Exercise requirements: Restate the data word for word and leave the images out.
── Given data ──
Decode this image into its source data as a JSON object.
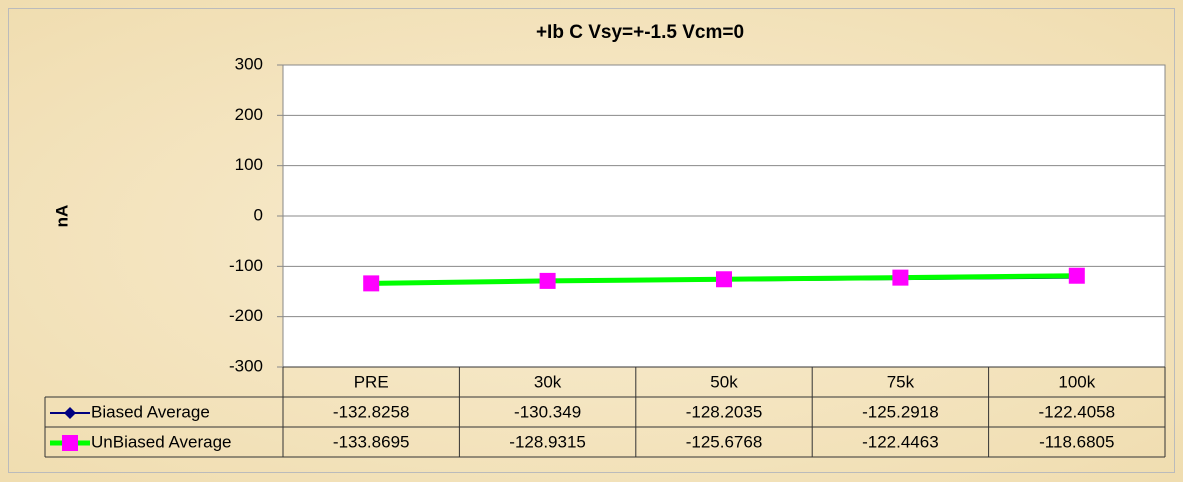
{
  "chart_data": {
    "type": "line",
    "title": "+Ib C Vsy=+-1.5 Vcm=0",
    "y_label": "nA",
    "categories": [
      "PRE",
      "30k",
      "50k",
      "75k",
      "100k"
    ],
    "series": [
      {
        "name": "Biased Average",
        "color": "#000080",
        "marker": "diamond",
        "marker_color": "#000080",
        "values": [
          -132.8258,
          -130.349,
          -128.2035,
          -125.2918,
          -122.4058
        ]
      },
      {
        "name": "UnBiased Average",
        "color": "#00ff00",
        "marker": "square",
        "marker_color": "#ff00ff",
        "values": [
          -133.8695,
          -128.9315,
          -125.6768,
          -122.4463,
          -118.6805
        ]
      }
    ],
    "ylim": [
      -300,
      300
    ],
    "yticks": [
      -300,
      -200,
      -100,
      0,
      100,
      200,
      300
    ],
    "grid": true,
    "data_table": true
  }
}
───
Answer to this task:
Decode this image into its source data as a JSON object.
{
  "chart_data": {
    "type": "line",
    "title": "+Ib C Vsy=+-1.5 Vcm=0",
    "y_label": "nA",
    "categories": [
      "PRE",
      "30k",
      "50k",
      "75k",
      "100k"
    ],
    "series": [
      {
        "name": "Biased Average",
        "color": "#000080",
        "marker": "diamond",
        "marker_color": "#000080",
        "values": [
          -132.8258,
          -130.349,
          -128.2035,
          -125.2918,
          -122.4058
        ]
      },
      {
        "name": "UnBiased Average",
        "color": "#00ff00",
        "marker": "square",
        "marker_color": "#ff00ff",
        "values": [
          -133.8695,
          -128.9315,
          -125.6768,
          -122.4463,
          -118.6805
        ]
      }
    ],
    "ylim": [
      -300,
      300
    ],
    "yticks": [
      -300,
      -200,
      -100,
      0,
      100,
      200,
      300
    ],
    "grid": true,
    "data_table": true
  }
}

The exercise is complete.